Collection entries
___
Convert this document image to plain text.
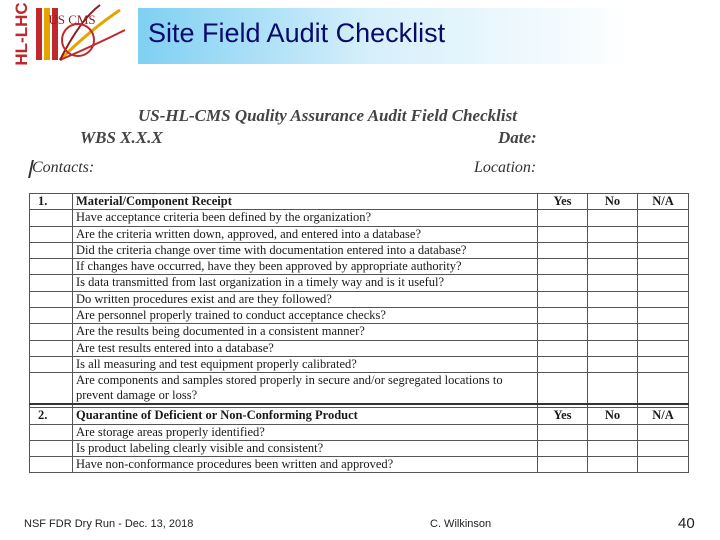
HL-LHC US CMS Site Field Audit Checklist
US-HL-CMS Quality Assurance Audit Field Checklist
WBS X.X.X	Date:
Contacts:	Location:
1.	Material/Component Receipt	Yes	No	N/A
	Have acceptance criteria been defined by the organization?			
	Are the criteria written down, approved, and entered into a database?			
	Did the criteria change over time with documentation entered into a database?			
	If changes have occurred, have they been approved by appropriate authority?			
	Is data transmitted from last organization in a timely way and is it useful?			
	Do written procedures exist and are they followed?			
	Are personnel properly trained to conduct acceptance checks?			
	Are the results being documented in a consistent manner?			
	Are test results entered into a database?			
	Is all measuring and test equipment properly calibrated?			
	Are components and samples stored properly in secure and/or segregated locations to prevent damage or loss?			

2.	Quarantine of Deficient or Non-Conforming Product	Yes	No	N/A
	Are storage areas properly identified?			
	Is product labeling clearly visible and consistent?			
	Have non-conformance procedures been written and approved?			
NSF FDR Dry Run - Dec. 13, 2018	C. Wilkinson	40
___
### Given exercise
Leave the pictures out and copy the rest of the data exactly.

### Final result
Convert this document image to plain text.
HL-LHC US CMS Site Field Audit Checklist
US-HL-CMS Quality Assurance Audit Field Checklist
WBS X.X.X	Date:
Contacts:	Location:
1.	Material/Component Receipt	Yes	No	N/A
	Have acceptance criteria been defined by the organization?			
	Are the criteria written down, approved, and entered into a database?			
	Did the criteria change over time with documentation entered into a database?			
	If changes have occurred, have they been approved by appropriate authority?			
	Is data transmitted from last organization in a timely way and is it useful?			
	Do written procedures exist and are they followed?			
	Are personnel properly trained to conduct acceptance checks?			
	Are the results being documented in a consistent manner?			
	Are test results entered into a database?			
	Is all measuring and test equipment properly calibrated?			
	Are components and samples stored properly in secure and/or segregated locations to prevent damage or loss?			

2.	Quarantine of Deficient or Non-Conforming Product	Yes	No	N/A
	Are storage areas properly identified?			
	Is product labeling clearly visible and consistent?			
	Have non-conformance procedures been written and approved?			
NSF FDR Dry Run - Dec. 13, 2018	C. Wilkinson	40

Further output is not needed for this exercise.